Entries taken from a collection

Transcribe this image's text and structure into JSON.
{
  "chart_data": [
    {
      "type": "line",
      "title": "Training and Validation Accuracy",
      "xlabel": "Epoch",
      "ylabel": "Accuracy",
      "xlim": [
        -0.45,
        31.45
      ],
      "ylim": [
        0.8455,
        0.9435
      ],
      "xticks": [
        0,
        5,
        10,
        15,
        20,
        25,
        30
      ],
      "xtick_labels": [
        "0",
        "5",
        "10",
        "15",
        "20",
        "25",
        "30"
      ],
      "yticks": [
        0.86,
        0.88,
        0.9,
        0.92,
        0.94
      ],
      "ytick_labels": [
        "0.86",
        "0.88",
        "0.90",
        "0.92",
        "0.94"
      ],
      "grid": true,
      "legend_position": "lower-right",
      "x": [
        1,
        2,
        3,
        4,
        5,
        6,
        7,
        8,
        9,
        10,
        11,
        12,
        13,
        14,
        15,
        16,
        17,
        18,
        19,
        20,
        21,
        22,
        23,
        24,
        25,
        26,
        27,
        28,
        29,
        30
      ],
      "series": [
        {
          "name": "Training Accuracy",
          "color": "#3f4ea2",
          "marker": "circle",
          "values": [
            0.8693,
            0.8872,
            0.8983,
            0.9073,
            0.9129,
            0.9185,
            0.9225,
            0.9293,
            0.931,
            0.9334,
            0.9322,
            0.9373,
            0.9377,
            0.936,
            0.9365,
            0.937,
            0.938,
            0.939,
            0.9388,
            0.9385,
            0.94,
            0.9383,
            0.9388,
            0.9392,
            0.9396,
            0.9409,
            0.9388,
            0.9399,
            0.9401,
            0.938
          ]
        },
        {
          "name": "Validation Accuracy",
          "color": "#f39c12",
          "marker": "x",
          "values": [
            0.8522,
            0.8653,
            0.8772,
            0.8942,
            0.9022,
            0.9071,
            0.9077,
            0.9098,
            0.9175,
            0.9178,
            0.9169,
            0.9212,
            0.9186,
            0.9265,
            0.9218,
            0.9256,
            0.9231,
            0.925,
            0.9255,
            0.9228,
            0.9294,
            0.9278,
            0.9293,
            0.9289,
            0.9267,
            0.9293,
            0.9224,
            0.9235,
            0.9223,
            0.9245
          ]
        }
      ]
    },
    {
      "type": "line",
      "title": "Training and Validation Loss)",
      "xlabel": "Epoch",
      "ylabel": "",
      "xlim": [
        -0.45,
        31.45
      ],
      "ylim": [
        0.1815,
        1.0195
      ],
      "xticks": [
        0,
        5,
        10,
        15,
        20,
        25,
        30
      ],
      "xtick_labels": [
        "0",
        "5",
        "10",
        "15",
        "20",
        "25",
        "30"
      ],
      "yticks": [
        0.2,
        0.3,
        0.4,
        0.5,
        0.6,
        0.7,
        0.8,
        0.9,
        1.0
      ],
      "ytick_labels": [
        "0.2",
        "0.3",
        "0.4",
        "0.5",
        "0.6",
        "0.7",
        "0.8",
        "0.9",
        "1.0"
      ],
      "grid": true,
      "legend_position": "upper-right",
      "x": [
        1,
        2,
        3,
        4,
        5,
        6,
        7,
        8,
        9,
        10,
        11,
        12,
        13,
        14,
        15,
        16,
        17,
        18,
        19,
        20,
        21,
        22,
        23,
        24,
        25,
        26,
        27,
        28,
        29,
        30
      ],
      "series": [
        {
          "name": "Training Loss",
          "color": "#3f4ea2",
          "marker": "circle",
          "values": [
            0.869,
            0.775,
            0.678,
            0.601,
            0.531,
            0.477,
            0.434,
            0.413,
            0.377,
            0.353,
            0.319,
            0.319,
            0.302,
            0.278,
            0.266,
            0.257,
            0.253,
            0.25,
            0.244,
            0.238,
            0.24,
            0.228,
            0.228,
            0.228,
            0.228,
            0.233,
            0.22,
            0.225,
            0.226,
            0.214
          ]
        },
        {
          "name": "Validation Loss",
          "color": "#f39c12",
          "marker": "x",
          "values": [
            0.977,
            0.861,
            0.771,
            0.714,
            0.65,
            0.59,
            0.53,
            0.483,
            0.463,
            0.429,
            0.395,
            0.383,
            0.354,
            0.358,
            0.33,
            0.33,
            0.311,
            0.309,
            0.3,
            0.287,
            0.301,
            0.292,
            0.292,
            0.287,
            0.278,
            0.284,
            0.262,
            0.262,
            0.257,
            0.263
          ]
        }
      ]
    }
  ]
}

» **Exercise description**: From the records above, extract every line exactly as it stands.

» **Problem solution**:
Transcribe this image's text and structure into JSON.
{
  "chart_data": [
    {
      "type": "line",
      "title": "Training and Validation Accuracy",
      "xlabel": "Epoch",
      "ylabel": "Accuracy",
      "xlim": [
        -0.45,
        31.45
      ],
      "ylim": [
        0.8455,
        0.9435
      ],
      "xticks": [
        0,
        5,
        10,
        15,
        20,
        25,
        30
      ],
      "xtick_labels": [
        "0",
        "5",
        "10",
        "15",
        "20",
        "25",
        "30"
      ],
      "yticks": [
        0.86,
        0.88,
        0.9,
        0.92,
        0.94
      ],
      "ytick_labels": [
        "0.86",
        "0.88",
        "0.90",
        "0.92",
        "0.94"
      ],
      "grid": true,
      "legend_position": "lower-right",
      "x": [
        1,
        2,
        3,
        4,
        5,
        6,
        7,
        8,
        9,
        10,
        11,
        12,
        13,
        14,
        15,
        16,
        17,
        18,
        19,
        20,
        21,
        22,
        23,
        24,
        25,
        26,
        27,
        28,
        29,
        30
      ],
      "series": [
        {
          "name": "Training Accuracy",
          "color": "#3f4ea2",
          "marker": "circle",
          "values": [
            0.8693,
            0.8872,
            0.8983,
            0.9073,
            0.9129,
            0.9185,
            0.9225,
            0.9293,
            0.931,
            0.9334,
            0.9322,
            0.9373,
            0.9377,
            0.936,
            0.9365,
            0.937,
            0.938,
            0.939,
            0.9388,
            0.9385,
            0.94,
            0.9383,
            0.9388,
            0.9392,
            0.9396,
            0.9409,
            0.9388,
            0.9399,
            0.9401,
            0.938
          ]
        },
        {
          "name": "Validation Accuracy",
          "color": "#f39c12",
          "marker": "x",
          "values": [
            0.8522,
            0.8653,
            0.8772,
            0.8942,
            0.9022,
            0.9071,
            0.9077,
            0.9098,
            0.9175,
            0.9178,
            0.9169,
            0.9212,
            0.9186,
            0.9265,
            0.9218,
            0.9256,
            0.9231,
            0.925,
            0.9255,
            0.9228,
            0.9294,
            0.9278,
            0.9293,
            0.9289,
            0.9267,
            0.9293,
            0.9224,
            0.9235,
            0.9223,
            0.9245
          ]
        }
      ]
    },
    {
      "type": "line",
      "title": "Training and Validation Loss)",
      "xlabel": "Epoch",
      "ylabel": "",
      "xlim": [
        -0.45,
        31.45
      ],
      "ylim": [
        0.1815,
        1.0195
      ],
      "xticks": [
        0,
        5,
        10,
        15,
        20,
        25,
        30
      ],
      "xtick_labels": [
        "0",
        "5",
        "10",
        "15",
        "20",
        "25",
        "30"
      ],
      "yticks": [
        0.2,
        0.3,
        0.4,
        0.5,
        0.6,
        0.7,
        0.8,
        0.9,
        1.0
      ],
      "ytick_labels": [
        "0.2",
        "0.3",
        "0.4",
        "0.5",
        "0.6",
        "0.7",
        "0.8",
        "0.9",
        "1.0"
      ],
      "grid": true,
      "legend_position": "upper-right",
      "x": [
        1,
        2,
        3,
        4,
        5,
        6,
        7,
        8,
        9,
        10,
        11,
        12,
        13,
        14,
        15,
        16,
        17,
        18,
        19,
        20,
        21,
        22,
        23,
        24,
        25,
        26,
        27,
        28,
        29,
        30
      ],
      "series": [
        {
          "name": "Training Loss",
          "color": "#3f4ea2",
          "marker": "circle",
          "values": [
            0.869,
            0.775,
            0.678,
            0.601,
            0.531,
            0.477,
            0.434,
            0.413,
            0.377,
            0.353,
            0.319,
            0.319,
            0.302,
            0.278,
            0.266,
            0.257,
            0.253,
            0.25,
            0.244,
            0.238,
            0.24,
            0.228,
            0.228,
            0.228,
            0.228,
            0.233,
            0.22,
            0.225,
            0.226,
            0.214
          ]
        },
        {
          "name": "Validation Loss",
          "color": "#f39c12",
          "marker": "x",
          "values": [
            0.977,
            0.861,
            0.771,
            0.714,
            0.65,
            0.59,
            0.53,
            0.483,
            0.463,
            0.429,
            0.395,
            0.383,
            0.354,
            0.358,
            0.33,
            0.33,
            0.311,
            0.309,
            0.3,
            0.287,
            0.301,
            0.292,
            0.292,
            0.287,
            0.278,
            0.284,
            0.262,
            0.262,
            0.257,
            0.263
          ]
        }
      ]
    }
  ]
}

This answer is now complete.